Work to complete:
Return every line below in which "SDTVAR" appears.

═════ Given data ═════

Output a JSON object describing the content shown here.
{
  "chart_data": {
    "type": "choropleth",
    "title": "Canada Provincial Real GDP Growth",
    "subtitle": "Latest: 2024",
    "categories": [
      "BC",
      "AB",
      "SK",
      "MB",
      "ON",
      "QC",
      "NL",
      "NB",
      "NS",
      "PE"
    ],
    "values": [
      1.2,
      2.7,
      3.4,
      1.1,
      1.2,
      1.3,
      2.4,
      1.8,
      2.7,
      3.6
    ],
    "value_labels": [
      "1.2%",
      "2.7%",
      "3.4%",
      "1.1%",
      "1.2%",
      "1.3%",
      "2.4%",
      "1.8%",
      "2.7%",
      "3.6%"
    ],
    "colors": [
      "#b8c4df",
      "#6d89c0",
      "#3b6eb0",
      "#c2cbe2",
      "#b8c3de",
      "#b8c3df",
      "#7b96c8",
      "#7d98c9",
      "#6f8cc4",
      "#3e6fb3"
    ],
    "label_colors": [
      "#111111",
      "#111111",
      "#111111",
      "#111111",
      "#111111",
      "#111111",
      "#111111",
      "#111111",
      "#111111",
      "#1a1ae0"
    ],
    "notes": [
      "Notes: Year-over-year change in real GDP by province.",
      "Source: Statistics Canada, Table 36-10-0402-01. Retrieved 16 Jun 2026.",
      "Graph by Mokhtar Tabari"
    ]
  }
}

═════
═════ Given data ═════

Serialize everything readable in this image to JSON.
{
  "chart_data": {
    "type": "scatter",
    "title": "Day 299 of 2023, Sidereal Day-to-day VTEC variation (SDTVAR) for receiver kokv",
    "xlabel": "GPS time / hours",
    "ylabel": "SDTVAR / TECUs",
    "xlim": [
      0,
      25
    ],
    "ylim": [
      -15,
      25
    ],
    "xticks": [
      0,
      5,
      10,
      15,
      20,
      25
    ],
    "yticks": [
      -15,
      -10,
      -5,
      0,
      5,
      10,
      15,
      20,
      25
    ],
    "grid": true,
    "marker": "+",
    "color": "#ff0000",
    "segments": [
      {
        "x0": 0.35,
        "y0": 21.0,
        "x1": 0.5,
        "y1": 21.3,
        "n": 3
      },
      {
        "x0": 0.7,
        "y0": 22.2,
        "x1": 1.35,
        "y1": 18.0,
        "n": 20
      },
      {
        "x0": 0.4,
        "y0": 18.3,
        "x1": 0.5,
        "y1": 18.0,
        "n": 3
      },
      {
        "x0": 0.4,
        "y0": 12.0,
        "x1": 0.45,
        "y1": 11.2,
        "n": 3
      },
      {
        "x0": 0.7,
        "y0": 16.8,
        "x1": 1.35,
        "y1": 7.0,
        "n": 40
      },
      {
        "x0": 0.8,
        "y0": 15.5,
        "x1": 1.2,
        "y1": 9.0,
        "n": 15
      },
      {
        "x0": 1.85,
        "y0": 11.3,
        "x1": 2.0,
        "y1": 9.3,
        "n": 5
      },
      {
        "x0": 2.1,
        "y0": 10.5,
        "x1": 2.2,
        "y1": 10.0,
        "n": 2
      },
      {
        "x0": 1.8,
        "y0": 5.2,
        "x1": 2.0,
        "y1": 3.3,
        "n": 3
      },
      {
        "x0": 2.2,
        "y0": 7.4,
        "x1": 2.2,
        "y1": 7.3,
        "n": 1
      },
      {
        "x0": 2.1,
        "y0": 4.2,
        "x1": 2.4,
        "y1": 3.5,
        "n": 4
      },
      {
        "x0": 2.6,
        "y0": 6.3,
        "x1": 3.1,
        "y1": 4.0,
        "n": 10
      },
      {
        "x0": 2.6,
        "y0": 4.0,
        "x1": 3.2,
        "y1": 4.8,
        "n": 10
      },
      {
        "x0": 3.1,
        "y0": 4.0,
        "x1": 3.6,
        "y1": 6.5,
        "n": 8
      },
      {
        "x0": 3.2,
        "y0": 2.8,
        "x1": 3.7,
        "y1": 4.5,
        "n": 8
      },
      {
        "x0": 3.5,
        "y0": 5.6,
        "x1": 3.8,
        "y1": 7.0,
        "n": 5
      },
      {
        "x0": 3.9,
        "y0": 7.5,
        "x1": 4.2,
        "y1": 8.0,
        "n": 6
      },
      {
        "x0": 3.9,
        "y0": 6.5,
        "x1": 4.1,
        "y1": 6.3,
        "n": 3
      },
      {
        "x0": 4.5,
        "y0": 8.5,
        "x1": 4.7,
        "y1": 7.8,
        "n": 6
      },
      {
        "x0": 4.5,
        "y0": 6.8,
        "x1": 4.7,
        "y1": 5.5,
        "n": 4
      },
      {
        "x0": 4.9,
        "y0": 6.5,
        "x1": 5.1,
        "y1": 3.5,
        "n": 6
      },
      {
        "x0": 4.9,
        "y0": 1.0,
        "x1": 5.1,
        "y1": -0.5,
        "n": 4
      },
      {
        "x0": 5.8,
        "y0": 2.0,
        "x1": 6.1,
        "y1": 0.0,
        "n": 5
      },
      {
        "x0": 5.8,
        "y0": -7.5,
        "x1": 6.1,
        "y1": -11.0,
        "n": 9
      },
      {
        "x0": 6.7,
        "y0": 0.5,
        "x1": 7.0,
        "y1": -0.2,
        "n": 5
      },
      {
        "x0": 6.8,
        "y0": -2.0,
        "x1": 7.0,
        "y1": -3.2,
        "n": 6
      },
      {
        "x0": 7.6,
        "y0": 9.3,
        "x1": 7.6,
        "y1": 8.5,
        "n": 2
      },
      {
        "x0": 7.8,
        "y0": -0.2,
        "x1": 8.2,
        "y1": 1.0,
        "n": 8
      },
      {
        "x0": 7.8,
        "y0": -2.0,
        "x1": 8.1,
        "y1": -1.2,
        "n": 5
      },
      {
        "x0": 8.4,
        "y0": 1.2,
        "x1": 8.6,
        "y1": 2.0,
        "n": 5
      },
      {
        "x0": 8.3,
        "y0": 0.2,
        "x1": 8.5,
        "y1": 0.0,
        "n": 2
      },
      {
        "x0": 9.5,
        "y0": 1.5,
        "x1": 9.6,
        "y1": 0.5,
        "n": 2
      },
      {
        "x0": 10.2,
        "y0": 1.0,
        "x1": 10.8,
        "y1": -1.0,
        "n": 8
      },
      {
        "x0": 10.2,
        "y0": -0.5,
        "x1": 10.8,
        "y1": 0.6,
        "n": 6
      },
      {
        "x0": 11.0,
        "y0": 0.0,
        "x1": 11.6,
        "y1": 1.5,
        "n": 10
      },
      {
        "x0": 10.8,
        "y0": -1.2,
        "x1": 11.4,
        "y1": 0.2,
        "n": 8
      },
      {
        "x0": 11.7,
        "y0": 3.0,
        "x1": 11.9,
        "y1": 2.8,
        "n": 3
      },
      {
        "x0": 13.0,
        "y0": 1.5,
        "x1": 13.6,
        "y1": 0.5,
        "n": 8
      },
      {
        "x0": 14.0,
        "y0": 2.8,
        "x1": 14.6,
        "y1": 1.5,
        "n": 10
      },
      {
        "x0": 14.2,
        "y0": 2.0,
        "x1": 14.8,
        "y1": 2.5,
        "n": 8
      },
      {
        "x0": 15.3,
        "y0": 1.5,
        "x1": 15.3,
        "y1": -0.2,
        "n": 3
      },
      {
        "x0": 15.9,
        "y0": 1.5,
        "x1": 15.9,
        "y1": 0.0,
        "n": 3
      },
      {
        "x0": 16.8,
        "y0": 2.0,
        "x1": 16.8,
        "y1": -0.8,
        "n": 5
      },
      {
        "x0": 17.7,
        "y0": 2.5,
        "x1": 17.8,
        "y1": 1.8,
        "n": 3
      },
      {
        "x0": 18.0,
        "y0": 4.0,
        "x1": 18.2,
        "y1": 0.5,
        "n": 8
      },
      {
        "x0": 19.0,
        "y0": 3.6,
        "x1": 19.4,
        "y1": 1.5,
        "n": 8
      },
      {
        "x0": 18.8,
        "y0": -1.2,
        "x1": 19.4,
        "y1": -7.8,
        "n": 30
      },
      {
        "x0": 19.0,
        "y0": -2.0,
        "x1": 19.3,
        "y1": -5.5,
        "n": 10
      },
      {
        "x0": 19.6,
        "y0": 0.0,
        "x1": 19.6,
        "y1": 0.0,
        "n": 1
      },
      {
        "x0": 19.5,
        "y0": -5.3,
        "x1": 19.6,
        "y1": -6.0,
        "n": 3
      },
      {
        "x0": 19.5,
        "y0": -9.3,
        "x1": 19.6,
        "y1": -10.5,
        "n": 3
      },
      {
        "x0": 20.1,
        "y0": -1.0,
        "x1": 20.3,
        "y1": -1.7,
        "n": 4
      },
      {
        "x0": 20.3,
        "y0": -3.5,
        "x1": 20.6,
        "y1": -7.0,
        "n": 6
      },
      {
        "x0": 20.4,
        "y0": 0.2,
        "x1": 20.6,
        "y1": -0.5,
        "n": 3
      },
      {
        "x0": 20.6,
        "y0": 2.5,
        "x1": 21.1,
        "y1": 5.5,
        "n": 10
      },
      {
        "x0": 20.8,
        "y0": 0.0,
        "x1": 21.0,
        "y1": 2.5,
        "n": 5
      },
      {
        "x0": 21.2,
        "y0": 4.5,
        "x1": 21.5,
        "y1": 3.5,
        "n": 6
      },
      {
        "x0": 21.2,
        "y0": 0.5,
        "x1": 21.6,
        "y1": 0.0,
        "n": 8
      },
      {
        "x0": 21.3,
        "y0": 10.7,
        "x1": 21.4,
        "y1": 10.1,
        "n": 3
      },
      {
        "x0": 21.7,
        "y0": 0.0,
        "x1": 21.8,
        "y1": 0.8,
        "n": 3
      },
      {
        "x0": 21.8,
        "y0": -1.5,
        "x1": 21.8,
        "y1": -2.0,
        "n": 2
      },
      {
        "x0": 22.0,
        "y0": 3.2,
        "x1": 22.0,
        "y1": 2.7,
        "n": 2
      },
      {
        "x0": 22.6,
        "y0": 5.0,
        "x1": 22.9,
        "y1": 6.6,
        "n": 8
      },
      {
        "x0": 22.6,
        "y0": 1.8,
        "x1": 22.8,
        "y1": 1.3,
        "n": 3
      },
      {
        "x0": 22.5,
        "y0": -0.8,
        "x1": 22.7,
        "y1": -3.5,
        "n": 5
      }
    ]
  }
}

═════

The output:
    "title": "Day 299 of 2023, Sidereal Day-to-day VTEC variation (SDTVAR) for receiver kokv",
    "ylabel": "SDTVAR / TECUs",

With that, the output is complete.